Written exercise:
Omit images. Retype all entries verbatim.

******

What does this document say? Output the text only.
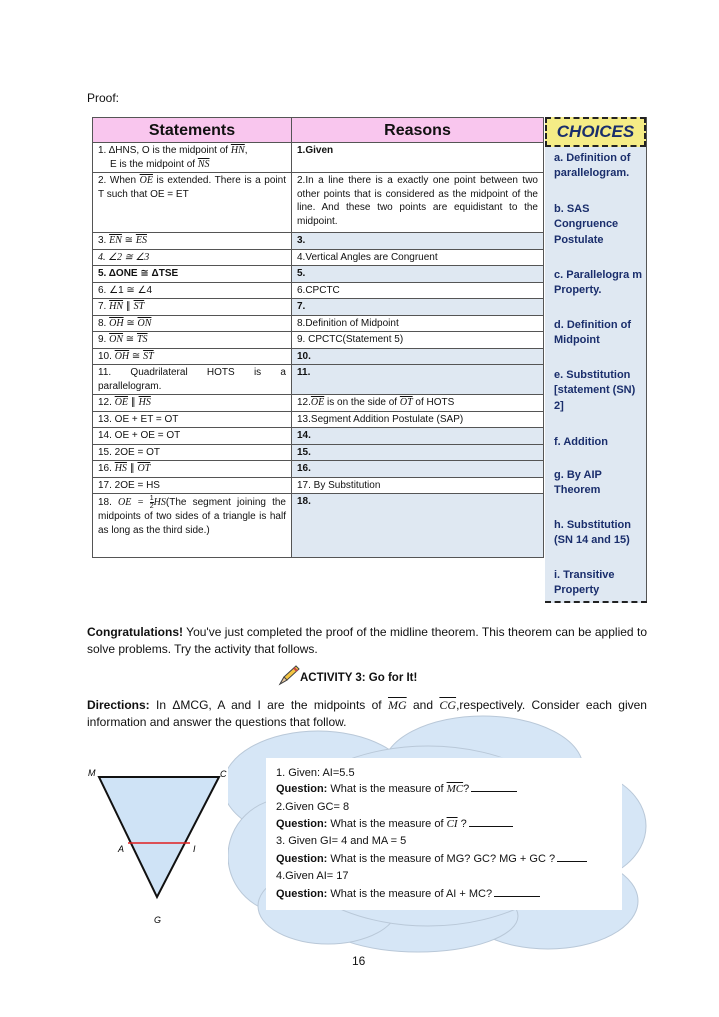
Proof:
Statements	Reasons
1. ΔHNS, O is the midpoint of $\overline{HN}$,
E is the midpoint of $\overline{NS}$	1.Given
2. When $\overline{OE}$ is extended. There is a point T such that OE = ET	2.In a line there is a exactly one point between two other points that is considered as the midpoint of the line. And these two points are equidistant to the midpoint.
3. $\overline{EN}$ ≅ $\overline{ES}$	3.
4. ∠2 ≅ ∠3	4.Vertical Angles are Congruent
5. ΔONE ≅ ΔTSE	5.
6. ∠1 ≅ ∠4	6.CPCTC
7. $\overline{HN}$ ∥ $\overline{ST}$	7.
8. $\overline{OH}$ ≅ $\overline{ON}$	8.Definition of Midpoint
9. $\overline{ON}$ ≅ $\overline{TS}$	9. CPCTC(Statement 5)
10. $\overline{OH}$ ≅ $\overline{ST}$	10.
11. Quadrilateral HOTS is a parallelogram.	11.
12. $\overline{OE}$ ∥ $\overline{HS}$	$12.\overline{OE}$ is on the side of $\overline{OT}$ of HOTS
13. OE + ET = OT	13.Segment Addition Postulate (SAP)
14. OE + OE = OT	14.
15. 2OE = OT	15.
16. $\overline{HS}$ ∥ $\overline{OT}$	16.
17. 2OE = HS	17. By Substitution
18. OE = $\frac{1}{2} HS(The$ segment joining the midpoints of two sides of a triangle is half as long as the third side.)	18.
CHOICES
a. Definition of parallelogram.
b. SAS Congruence Postulate
c. Parallelogra m Property.
d. Definition of Midpoint
e. Substitution [statement (SN) 2]
f. Addition
g. By AIP Theorem
h. Substitution (SN 14 and 15)
i. Transitive Property
Congratulations! You've just completed the proof of the midline theorem. This theorem can be applied to solve problems. Try the activity that follows.
ACTIVITY 3: Go for It!
Directions: In ΔMCG, A and I are the midpoints of $\overline{MG}$ and $\overline{CG},respectively$. Consider each given information and answer the questions that follow.
M	C
A	I
G
1. Given: AI=5.5
Question: What is the measure of $\overline{MC}$?
2.Given GC= 8
Question: What is the measure of $\overline{CI}$ ?
3. Given GI= 4 and MA = 5
Question: What is the measure of MG? GC? MG + GC ?
4.Given AI= 17
Question: What is the measure of AI + MC?
16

******

Result of this exercise:
What does this document say? Output the text only.
Proof:
Statements	Reasons
1. ΔHNS, O is the midpoint of $\overline{HN}$,
E is the midpoint of $\overline{NS}$	1.Given
2. When $\overline{OE}$ is extended. There is a point T such that OE = ET	2.In a line there is a exactly one point between two other points that is considered as the midpoint of the line. And these two points are equidistant to the midpoint.
3. $\overline{EN}$ ≅ $\overline{ES}$	3.
4. ∠2 ≅ ∠3	4.Vertical Angles are Congruent
5. ΔONE ≅ ΔTSE	5.
6. ∠1 ≅ ∠4	6.CPCTC
7. $\overline{HN}$ ∥ $\overline{ST}$	7.
8. $\overline{OH}$ ≅ $\overline{ON}$	8.Definition of Midpoint
9. $\overline{ON}$ ≅ $\overline{TS}$	9. CPCTC(Statement 5)
10. $\overline{OH}$ ≅ $\overline{ST}$	10.
11. Quadrilateral HOTS is a parallelogram.	11.
12. $\overline{OE}$ ∥ $\overline{HS}$	$12.\overline{OE}$ is on the side of $\overline{OT}$ of HOTS
13. OE + ET = OT	13.Segment Addition Postulate (SAP)
14. OE + OE = OT	14.
15. 2OE = OT	15.
16. $\overline{HS}$ ∥ $\overline{OT}$	16.
17. 2OE = HS	17. By Substitution
18. OE = $\frac{1}{2} HS(The$ segment joining the midpoints of two sides of a triangle is half as long as the third side.)	18.
CHOICES
a. Definition of parallelogram.
b. SAS Congruence Postulate
c. Parallelogra m Property.
d. Definition of Midpoint
e. Substitution [statement (SN) 2]
f. Addition
g. By AIP Theorem
h. Substitution (SN 14 and 15)
i. Transitive Property
Congratulations! You've just completed the proof of the midline theorem. This theorem can be applied to solve problems. Try the activity that follows.
ACTIVITY 3: Go for It!
Directions: In ΔMCG, A and I are the midpoints of $\overline{MG}$ and $\overline{CG},respectively$. Consider each given information and answer the questions that follow.
M	C
A	I
G
1. Given: AI=5.5
Question: What is the measure of $\overline{MC}$?
2.Given GC= 8
Question: What is the measure of $\overline{CI}$ ?
3. Given GI= 4 and MA = 5
Question: What is the measure of MG? GC? MG + GC ?
4.Given AI= 17
Question: What is the measure of AI + MC?
16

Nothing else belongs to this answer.